### Material for this task

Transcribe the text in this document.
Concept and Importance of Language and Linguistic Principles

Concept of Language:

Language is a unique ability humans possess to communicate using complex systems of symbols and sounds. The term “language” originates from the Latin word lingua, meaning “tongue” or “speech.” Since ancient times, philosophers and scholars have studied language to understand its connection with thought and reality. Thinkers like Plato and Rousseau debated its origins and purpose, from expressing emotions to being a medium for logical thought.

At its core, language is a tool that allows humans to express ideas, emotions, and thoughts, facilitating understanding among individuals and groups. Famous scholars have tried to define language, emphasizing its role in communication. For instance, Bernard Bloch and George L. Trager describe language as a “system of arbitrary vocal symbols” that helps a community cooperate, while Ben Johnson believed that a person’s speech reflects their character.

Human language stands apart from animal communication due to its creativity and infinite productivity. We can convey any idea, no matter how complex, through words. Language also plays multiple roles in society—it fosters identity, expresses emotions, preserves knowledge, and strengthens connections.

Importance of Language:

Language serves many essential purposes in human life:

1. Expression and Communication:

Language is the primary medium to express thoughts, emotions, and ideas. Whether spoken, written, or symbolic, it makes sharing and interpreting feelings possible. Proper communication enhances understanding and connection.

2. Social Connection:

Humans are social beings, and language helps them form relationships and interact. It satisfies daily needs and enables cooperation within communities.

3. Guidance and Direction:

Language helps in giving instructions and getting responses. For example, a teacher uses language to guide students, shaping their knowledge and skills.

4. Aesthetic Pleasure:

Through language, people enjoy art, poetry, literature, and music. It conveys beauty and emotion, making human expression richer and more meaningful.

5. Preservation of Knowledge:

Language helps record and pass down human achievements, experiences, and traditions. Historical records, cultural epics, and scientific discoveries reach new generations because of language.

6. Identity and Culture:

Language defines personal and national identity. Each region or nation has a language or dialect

######
### Material for this task

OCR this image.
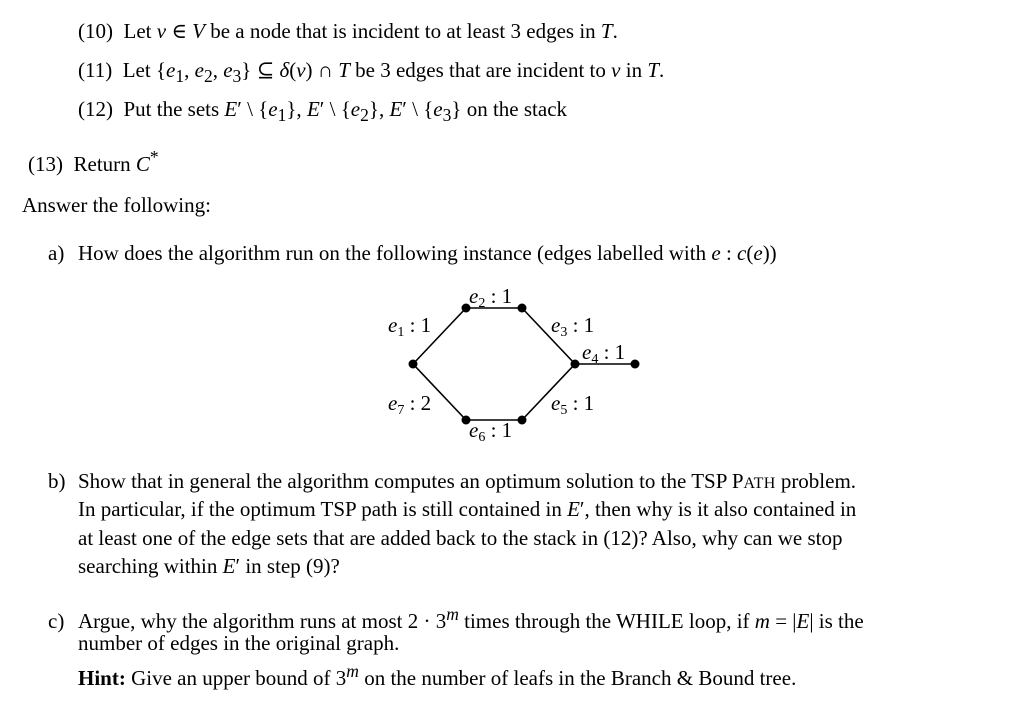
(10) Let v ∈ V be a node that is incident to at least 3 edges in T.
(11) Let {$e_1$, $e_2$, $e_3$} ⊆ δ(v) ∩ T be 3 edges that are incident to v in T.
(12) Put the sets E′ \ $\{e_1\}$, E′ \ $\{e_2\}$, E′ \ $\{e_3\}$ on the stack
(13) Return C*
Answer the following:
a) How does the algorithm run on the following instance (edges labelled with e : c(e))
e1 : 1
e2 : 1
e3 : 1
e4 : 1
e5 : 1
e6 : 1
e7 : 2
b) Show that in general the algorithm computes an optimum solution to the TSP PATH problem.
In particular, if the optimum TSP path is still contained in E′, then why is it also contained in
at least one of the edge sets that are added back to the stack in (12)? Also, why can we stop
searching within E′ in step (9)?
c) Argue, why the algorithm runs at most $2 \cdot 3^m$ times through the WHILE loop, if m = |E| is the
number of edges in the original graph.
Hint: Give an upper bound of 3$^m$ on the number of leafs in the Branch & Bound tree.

######
### Material for this task

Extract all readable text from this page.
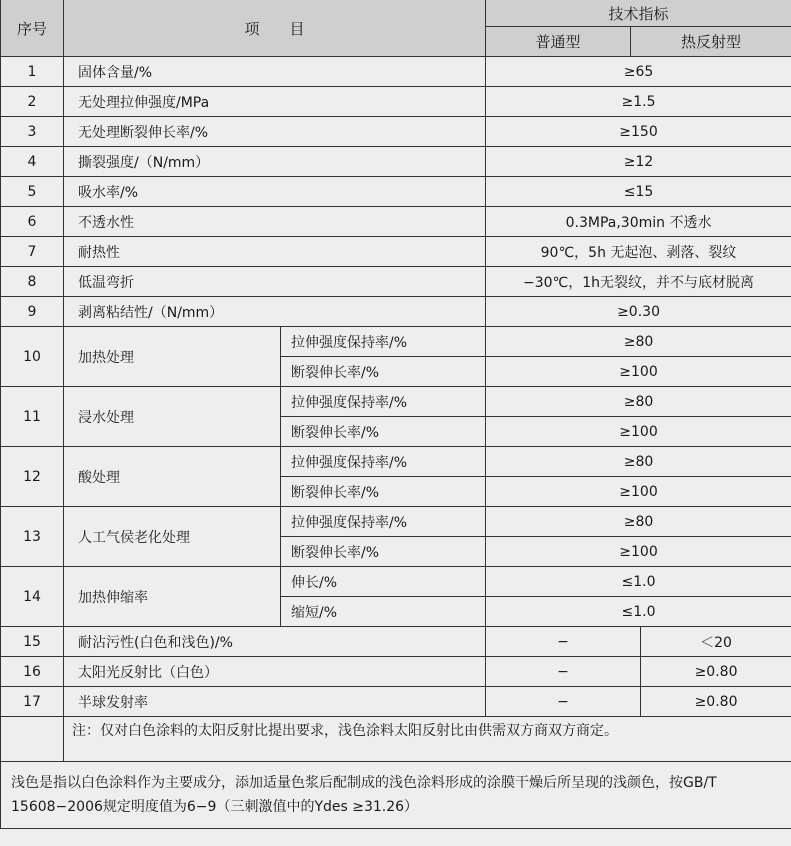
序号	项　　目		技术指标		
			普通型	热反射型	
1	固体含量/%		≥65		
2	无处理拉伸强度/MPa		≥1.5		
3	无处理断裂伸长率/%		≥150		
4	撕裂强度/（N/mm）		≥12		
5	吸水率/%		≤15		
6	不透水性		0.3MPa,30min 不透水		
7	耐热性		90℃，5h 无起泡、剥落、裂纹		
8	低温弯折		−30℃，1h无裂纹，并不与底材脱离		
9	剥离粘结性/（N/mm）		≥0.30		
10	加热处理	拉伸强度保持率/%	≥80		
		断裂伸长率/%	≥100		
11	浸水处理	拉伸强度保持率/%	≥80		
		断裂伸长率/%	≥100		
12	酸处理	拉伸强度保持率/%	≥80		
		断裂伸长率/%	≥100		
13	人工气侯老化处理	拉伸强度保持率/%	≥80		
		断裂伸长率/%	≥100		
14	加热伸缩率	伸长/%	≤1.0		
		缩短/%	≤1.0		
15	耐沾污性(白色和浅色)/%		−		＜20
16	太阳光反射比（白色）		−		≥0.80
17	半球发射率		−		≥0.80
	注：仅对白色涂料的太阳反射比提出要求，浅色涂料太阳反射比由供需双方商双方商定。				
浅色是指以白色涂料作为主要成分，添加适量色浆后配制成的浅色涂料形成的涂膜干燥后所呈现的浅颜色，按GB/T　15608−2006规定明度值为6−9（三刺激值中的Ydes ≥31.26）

######

Short task.
The answer is the number of lines in the preceding material that hold "Concept"; write that number and nothing else.

Response to the exercise.
2